# Records for this task
───

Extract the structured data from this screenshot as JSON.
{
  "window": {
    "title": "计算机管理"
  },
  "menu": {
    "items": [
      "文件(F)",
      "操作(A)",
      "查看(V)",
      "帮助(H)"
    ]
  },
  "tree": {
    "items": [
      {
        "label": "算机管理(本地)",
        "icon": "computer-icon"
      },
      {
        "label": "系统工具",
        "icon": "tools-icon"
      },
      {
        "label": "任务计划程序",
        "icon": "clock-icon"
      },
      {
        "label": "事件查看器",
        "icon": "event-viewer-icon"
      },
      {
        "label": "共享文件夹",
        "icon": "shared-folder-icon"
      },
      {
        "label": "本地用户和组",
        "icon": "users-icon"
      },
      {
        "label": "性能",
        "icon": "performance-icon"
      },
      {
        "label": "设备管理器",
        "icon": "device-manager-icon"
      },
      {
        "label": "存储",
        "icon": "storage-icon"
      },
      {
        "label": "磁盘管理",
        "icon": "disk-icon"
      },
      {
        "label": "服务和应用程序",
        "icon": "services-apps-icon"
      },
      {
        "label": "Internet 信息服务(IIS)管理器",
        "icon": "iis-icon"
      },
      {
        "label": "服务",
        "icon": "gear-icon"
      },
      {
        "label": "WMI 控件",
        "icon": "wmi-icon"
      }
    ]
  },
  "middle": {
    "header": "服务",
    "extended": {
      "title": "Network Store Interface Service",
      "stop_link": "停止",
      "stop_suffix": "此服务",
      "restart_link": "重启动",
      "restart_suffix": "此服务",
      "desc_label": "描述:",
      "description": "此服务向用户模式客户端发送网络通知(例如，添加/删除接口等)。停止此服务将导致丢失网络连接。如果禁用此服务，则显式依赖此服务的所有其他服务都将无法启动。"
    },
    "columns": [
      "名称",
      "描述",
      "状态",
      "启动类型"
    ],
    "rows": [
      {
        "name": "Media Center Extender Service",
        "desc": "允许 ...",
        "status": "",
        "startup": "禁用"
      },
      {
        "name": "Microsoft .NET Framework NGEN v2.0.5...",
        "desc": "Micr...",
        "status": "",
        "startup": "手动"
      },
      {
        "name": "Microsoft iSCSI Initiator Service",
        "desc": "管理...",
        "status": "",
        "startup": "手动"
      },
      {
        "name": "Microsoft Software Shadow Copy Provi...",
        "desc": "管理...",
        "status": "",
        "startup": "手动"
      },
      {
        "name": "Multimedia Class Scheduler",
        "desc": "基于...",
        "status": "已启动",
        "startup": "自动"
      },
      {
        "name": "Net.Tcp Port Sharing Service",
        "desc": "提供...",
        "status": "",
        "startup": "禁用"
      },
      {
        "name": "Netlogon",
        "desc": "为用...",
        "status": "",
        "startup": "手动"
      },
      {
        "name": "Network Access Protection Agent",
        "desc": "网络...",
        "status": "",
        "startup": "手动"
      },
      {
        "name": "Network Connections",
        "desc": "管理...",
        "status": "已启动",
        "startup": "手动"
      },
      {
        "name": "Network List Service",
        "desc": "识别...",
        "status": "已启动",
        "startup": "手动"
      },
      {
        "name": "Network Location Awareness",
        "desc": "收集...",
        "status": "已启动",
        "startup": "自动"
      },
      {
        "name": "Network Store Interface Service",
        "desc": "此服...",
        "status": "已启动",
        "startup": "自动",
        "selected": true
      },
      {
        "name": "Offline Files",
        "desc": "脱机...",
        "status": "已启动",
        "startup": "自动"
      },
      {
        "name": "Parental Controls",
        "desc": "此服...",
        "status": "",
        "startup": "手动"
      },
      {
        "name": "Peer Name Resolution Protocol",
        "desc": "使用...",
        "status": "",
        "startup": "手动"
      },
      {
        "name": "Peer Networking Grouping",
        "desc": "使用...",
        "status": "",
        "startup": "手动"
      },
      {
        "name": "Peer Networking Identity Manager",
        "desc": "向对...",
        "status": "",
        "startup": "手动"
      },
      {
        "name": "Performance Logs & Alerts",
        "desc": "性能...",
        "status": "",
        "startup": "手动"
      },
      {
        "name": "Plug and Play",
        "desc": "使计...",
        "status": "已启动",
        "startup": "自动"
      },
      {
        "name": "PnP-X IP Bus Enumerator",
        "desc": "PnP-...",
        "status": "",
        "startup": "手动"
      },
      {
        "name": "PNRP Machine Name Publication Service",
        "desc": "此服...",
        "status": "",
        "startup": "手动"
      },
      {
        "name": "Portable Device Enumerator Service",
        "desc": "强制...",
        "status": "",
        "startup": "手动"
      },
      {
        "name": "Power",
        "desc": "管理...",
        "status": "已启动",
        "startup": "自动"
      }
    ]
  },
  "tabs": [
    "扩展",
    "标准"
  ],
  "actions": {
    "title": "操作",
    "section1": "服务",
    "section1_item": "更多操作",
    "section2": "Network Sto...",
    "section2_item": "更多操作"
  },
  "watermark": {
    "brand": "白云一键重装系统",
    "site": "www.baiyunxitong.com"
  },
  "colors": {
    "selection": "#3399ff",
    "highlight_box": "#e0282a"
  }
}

───

# Your instructions
Your task is to extract all of the records exactly.

# Exercise output
Extract the structured data from this screenshot as JSON.
{
  "window": {
    "title": "计算机管理"
  },
  "menu": {
    "items": [
      "文件(F)",
      "操作(A)",
      "查看(V)",
      "帮助(H)"
    ]
  },
  "tree": {
    "items": [
      {
        "label": "算机管理(本地)",
        "icon": "computer-icon"
      },
      {
        "label": "系统工具",
        "icon": "tools-icon"
      },
      {
        "label": "任务计划程序",
        "icon": "clock-icon"
      },
      {
        "label": "事件查看器",
        "icon": "event-viewer-icon"
      },
      {
        "label": "共享文件夹",
        "icon": "shared-folder-icon"
      },
      {
        "label": "本地用户和组",
        "icon": "users-icon"
      },
      {
        "label": "性能",
        "icon": "performance-icon"
      },
      {
        "label": "设备管理器",
        "icon": "device-manager-icon"
      },
      {
        "label": "存储",
        "icon": "storage-icon"
      },
      {
        "label": "磁盘管理",
        "icon": "disk-icon"
      },
      {
        "label": "服务和应用程序",
        "icon": "services-apps-icon"
      },
      {
        "label": "Internet 信息服务(IIS)管理器",
        "icon": "iis-icon"
      },
      {
        "label": "服务",
        "icon": "gear-icon"
      },
      {
        "label": "WMI 控件",
        "icon": "wmi-icon"
      }
    ]
  },
  "middle": {
    "header": "服务",
    "extended": {
      "title": "Network Store Interface Service",
      "stop_link": "停止",
      "stop_suffix": "此服务",
      "restart_link": "重启动",
      "restart_suffix": "此服务",
      "desc_label": "描述:",
      "description": "此服务向用户模式客户端发送网络通知(例如，添加/删除接口等)。停止此服务将导致丢失网络连接。如果禁用此服务，则显式依赖此服务的所有其他服务都将无法启动。"
    },
    "columns": [
      "名称",
      "描述",
      "状态",
      "启动类型"
    ],
    "rows": [
      {
        "name": "Media Center Extender Service",
        "desc": "允许 ...",
        "status": "",
        "startup": "禁用"
      },
      {
        "name": "Microsoft .NET Framework NGEN v2.0.5...",
        "desc": "Micr...",
        "status": "",
        "startup": "手动"
      },
      {
        "name": "Microsoft iSCSI Initiator Service",
        "desc": "管理...",
        "status": "",
        "startup": "手动"
      },
      {
        "name": "Microsoft Software Shadow Copy Provi...",
        "desc": "管理...",
        "status": "",
        "startup": "手动"
      },
      {
        "name": "Multimedia Class Scheduler",
        "desc": "基于...",
        "status": "已启动",
        "startup": "自动"
      },
      {
        "name": "Net.Tcp Port Sharing Service",
        "desc": "提供...",
        "status": "",
        "startup": "禁用"
      },
      {
        "name": "Netlogon",
        "desc": "为用...",
        "status": "",
        "startup": "手动"
      },
      {
        "name": "Network Access Protection Agent",
        "desc": "网络...",
        "status": "",
        "startup": "手动"
      },
      {
        "name": "Network Connections",
        "desc": "管理...",
        "status": "已启动",
        "startup": "手动"
      },
      {
        "name": "Network List Service",
        "desc": "识别...",
        "status": "已启动",
        "startup": "手动"
      },
      {
        "name": "Network Location Awareness",
        "desc": "收集...",
        "status": "已启动",
        "startup": "自动"
      },
      {
        "name": "Network Store Interface Service",
        "desc": "此服...",
        "status": "已启动",
        "startup": "自动",
        "selected": true
      },
      {
        "name": "Offline Files",
        "desc": "脱机...",
        "status": "已启动",
        "startup": "自动"
      },
      {
        "name": "Parental Controls",
        "desc": "此服...",
        "status": "",
        "startup": "手动"
      },
      {
        "name": "Peer Name Resolution Protocol",
        "desc": "使用...",
        "status": "",
        "startup": "手动"
      },
      {
        "name": "Peer Networking Grouping",
        "desc": "使用...",
        "status": "",
        "startup": "手动"
      },
      {
        "name": "Peer Networking Identity Manager",
        "desc": "向对...",
        "status": "",
        "startup": "手动"
      },
      {
        "name": "Performance Logs & Alerts",
        "desc": "性能...",
        "status": "",
        "startup": "手动"
      },
      {
        "name": "Plug and Play",
        "desc": "使计...",
        "status": "已启动",
        "startup": "自动"
      },
      {
        "name": "PnP-X IP Bus Enumerator",
        "desc": "PnP-...",
        "status": "",
        "startup": "手动"
      },
      {
        "name": "PNRP Machine Name Publication Service",
        "desc": "此服...",
        "status": "",
        "startup": "手动"
      },
      {
        "name": "Portable Device Enumerator Service",
        "desc": "强制...",
        "status": "",
        "startup": "手动"
      },
      {
        "name": "Power",
        "desc": "管理...",
        "status": "已启动",
        "startup": "自动"
      }
    ]
  },
  "tabs": [
    "扩展",
    "标准"
  ],
  "actions": {
    "title": "操作",
    "section1": "服务",
    "section1_item": "更多操作",
    "section2": "Network Sto...",
    "section2_item": "更多操作"
  },
  "watermark": {
    "brand": "白云一键重装系统",
    "site": "www.baiyunxitong.com"
  },
  "colors": {
    "selection": "#3399ff",
    "highlight_box": "#e0282a"
  }
}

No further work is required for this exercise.